WHAT NEEDS TO BE DONE -> Find the line containing "OCR this image." in the entries; transcribe it and all remaining lines through the end, exactly as they appear, but not the pictures.

Records ->
□ □ □

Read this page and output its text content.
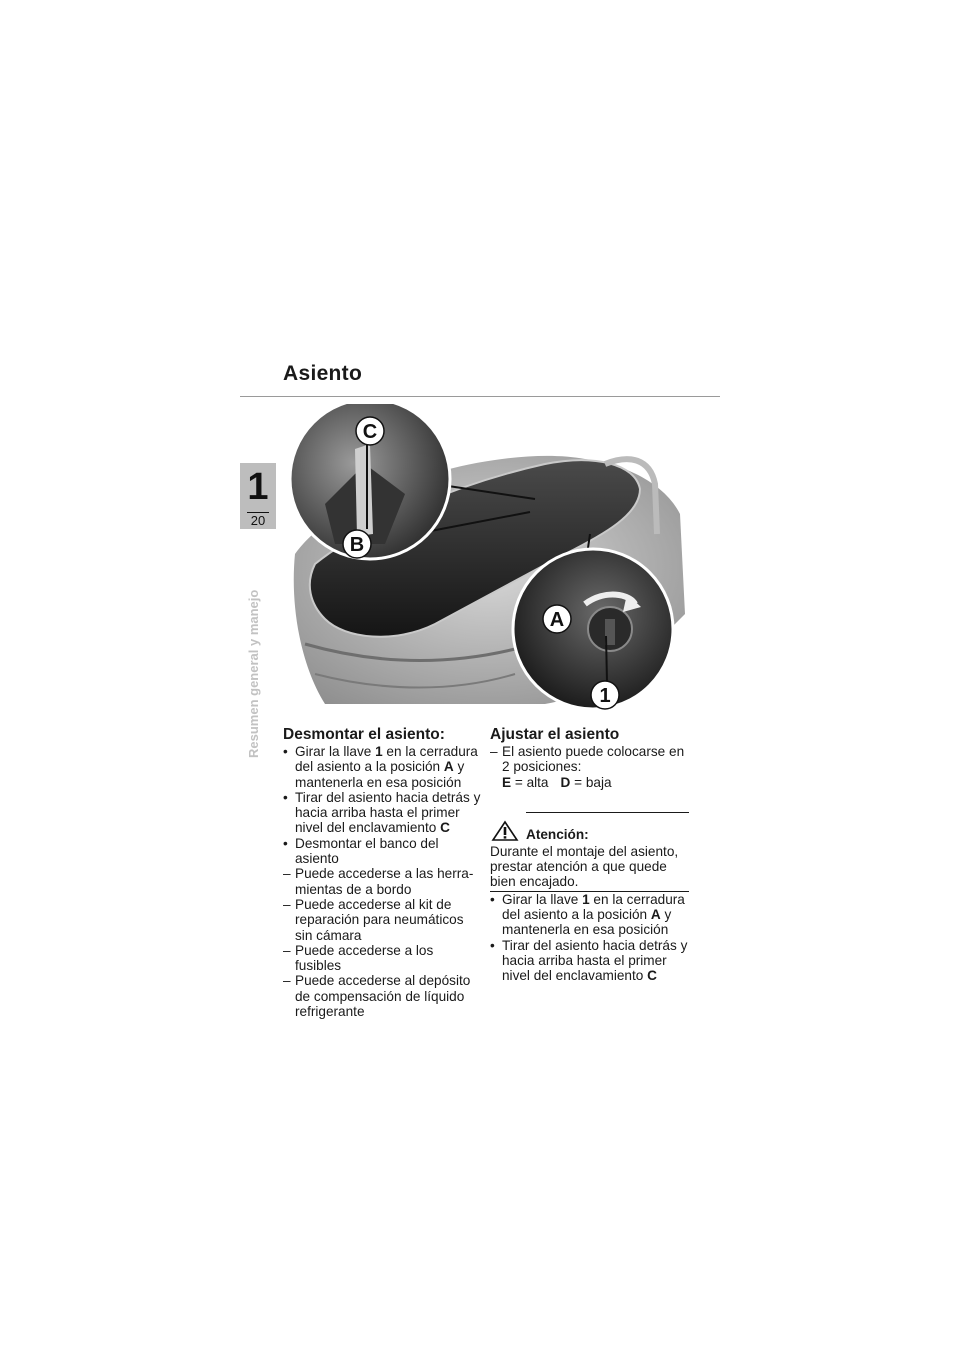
Asiento
1
20
Resumen general y manejo
C
B
A
1
Desmontar el asiento:
• Girar la llave 1 en la cerradura del asiento a la posición A y mantenerla en esa posición
• Tirar del asiento hacia detrás y hacia arriba hasta el primer nivel del enclavamiento C
• Desmontar el banco del asiento
– Puede accederse a las herramientas de a bordo
– Puede accederse al kit de reparación para neumáticos sin cámara
– Puede accederse a los fusibles
– Puede accederse al depósito de compensación de líquido refrigerante
Ajustar el asiento
– El asiento puede colocarse en 2 posiciones:
E = alta D = baja
Atención:
Durante el montaje del asiento, prestar atención a que quede bien encajado.
• Girar la llave 1 en la cerradura del asiento a la posición A y mantenerla en esa posición
• Tirar del asiento hacia detrás y hacia arriba hasta el primer nivel del enclavamiento C
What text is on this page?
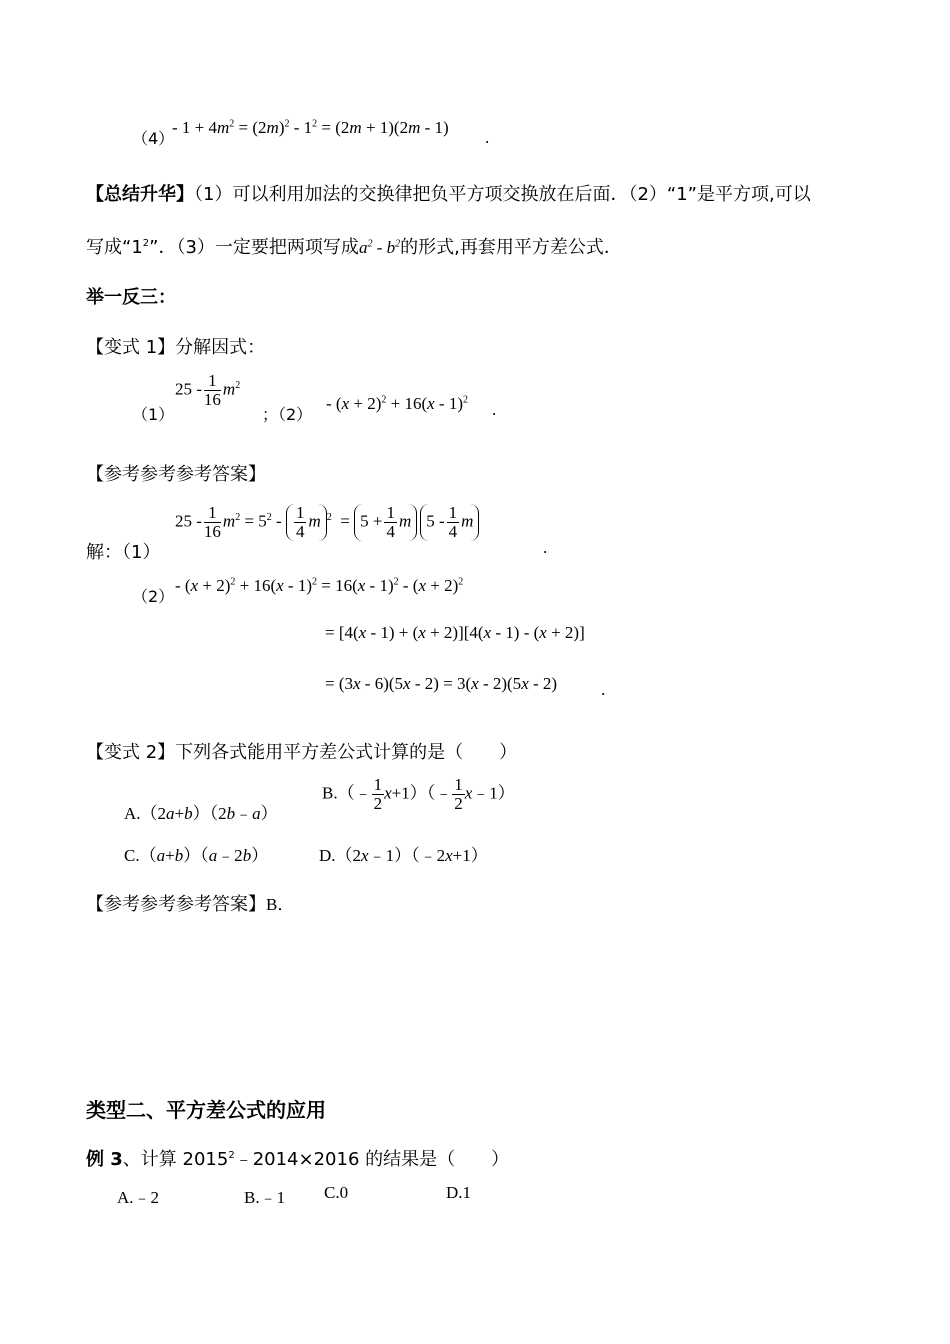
（4）
- $1 + 4m^2 = (2m)^2 - 1^2 = (2m + 1)(2m - 1)$
.
【总结升华】（1）可以利用加法的交换律把负平方项交换放在后面．（2）“1”是平方项,可以
写成“$1^2$”．（3）一定要把两项写成$a^2 - b^2$的形式,再套用平方差公式．
举一反三：
【变式 1】分解因式：
（1）
$25 - \frac{1}{16} m^2$
；（2）
- $(x + 2)^2 + 16(x - 1)^2$
.
【参考参考参考答案】
解：（1）
$25 - \frac{1}{16} m^2 = 5^2 - \frac{1}{4}$ m $^2 = 5 + \frac{1}{4}$ m $5 - \frac{1}{4}$ m
.
（2）
- $(x + 2)^2 + 16(x - 1)^2 = 16(x - 1)^2 - (x + 2)^2$
= [4(x - 1) + (x + 2)][4(x - 1) - (x + 2)]
= (3x - 6)(5x - 2) = 3(x - 2)(5x - 2)	.
【变式 2】下列各式能用平方差公式计算的是（　　）
A.（2a+b）（2b﹣a）
B.（﹣ $\frac{1}{2}$ x+1）（﹣ $\frac{1}{2}$ x﹣1）
C.（a+b）（a﹣2b）	D.（2x﹣1）（﹣2x+1）
【参考参考参考答案】B．
类型二、平方差公式的应用
例 3、计算 $2015^2﹣2014\times 2016$ 的结果是（　　）
A.﹣2	B.﹣1 C.0	D.1
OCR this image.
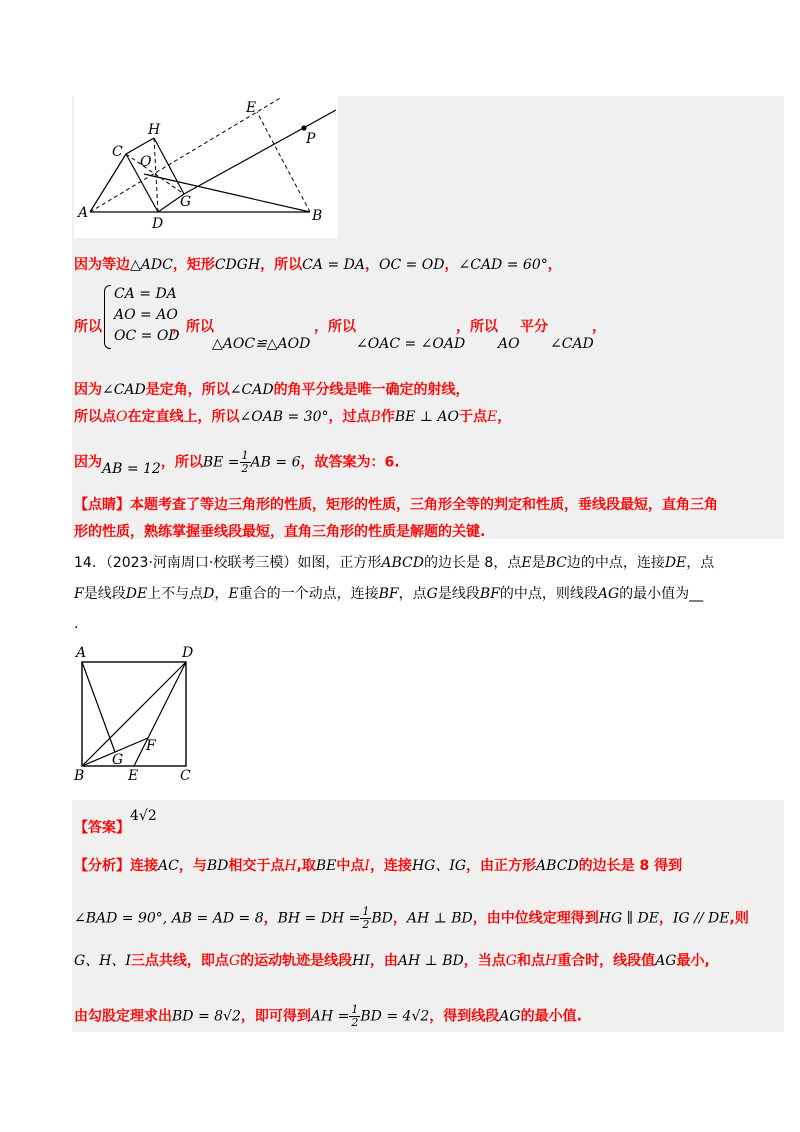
A	B
C
D
E
G
H
O
P
因为等边△ADC，矩形CDGH，所以CA = DA，OC = OD，∠CAD = 60°，
所以
CA = DA
AO = AO
OC = OD
，所以
△AOC≌△AOD
，所以
∠OAC = ∠OAD
，所以
AO
平分
∠CAD
，
因为∠CAD是定角，所以∠CAD的角平分线是唯一确定的射线，
所以点O在定直线上，所以∠OAB = 30°，过点B作BE ⊥ AO于点E，
因为AB = 12，所以BE = $\frac{1}{2}$ AB = 6，故答案为：6.
【点睛】本题考查了等边三角形的性质，矩形的性质，三角形全等的判定和性质，垂线段最短，直角三角
形的性质，熟练掌握垂线段最短，直角三角形的性质是解题的关键.
14．（2023·河南周口·校联考三模）如图，正方形ABCD的边长是 8，点E是BC边的中点，连接DE，点
F是线段DE上不与点D，E重合的一个动点，连接BF，点G是线段BF的中点，则线段AG的最小值为__
.
A	D
B	E	C
G
F
【答案】
4√2
【分析】连接AC，与BD相交于点H,取BE中点I，连接HG、IG，由正方形ABCD的边长是 8 得到
∠BAD = 90°, AB = AD = 8，BH = DH = $\frac{1}{2}$ BD，AH ⊥ BD，由中位线定理得到HG ∥ DE，IG // DE,则
G、H、I三点共线，即点G的运动轨迹是线段HI，由AH ⊥ BD，当点G和点H重合时，线段值AG最小,
由勾股定理求出BD = 8√2，即可得到AH = $\frac{1}{2}$ BD = 4√2，得到线段AG的最小值.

□ □ □

COMPLETED TASK ->
OCR this image.
A	B
C
D
E
G
H
O
P
因为等边△ADC，矩形CDGH，所以CA = DA，OC = OD，∠CAD = 60°，
所以
CA = DA
AO = AO
OC = OD
，所以
△AOC≌△AOD
，所以
∠OAC = ∠OAD
，所以
AO
平分
∠CAD
，
因为∠CAD是定角，所以∠CAD的角平分线是唯一确定的射线，
所以点O在定直线上，所以∠OAB = 30°，过点B作BE ⊥ AO于点E，
因为AB = 12，所以BE = $\frac{1}{2}$ AB = 6，故答案为：6.
【点睛】本题考查了等边三角形的性质，矩形的性质，三角形全等的判定和性质，垂线段最短，直角三角
形的性质，熟练掌握垂线段最短，直角三角形的性质是解题的关键.
14．（2023·河南周口·校联考三模）如图，正方形ABCD的边长是 8，点E是BC边的中点，连接DE，点
F是线段DE上不与点D，E重合的一个动点，连接BF，点G是线段BF的中点，则线段AG的最小值为__
.
A	D
B	E	C
G
F
【答案】
4√2
【分析】连接AC，与BD相交于点H,取BE中点I，连接HG、IG，由正方形ABCD的边长是 8 得到
∠BAD = 90°, AB = AD = 8，BH = DH = $\frac{1}{2}$ BD，AH ⊥ BD，由中位线定理得到HG ∥ DE，IG // DE,则
G、H、I三点共线，即点G的运动轨迹是线段HI，由AH ⊥ BD，当点G和点H重合时，线段值AG最小,
由勾股定理求出BD = 8√2，即可得到AH = $\frac{1}{2}$ BD = 4√2，得到线段AG的最小值.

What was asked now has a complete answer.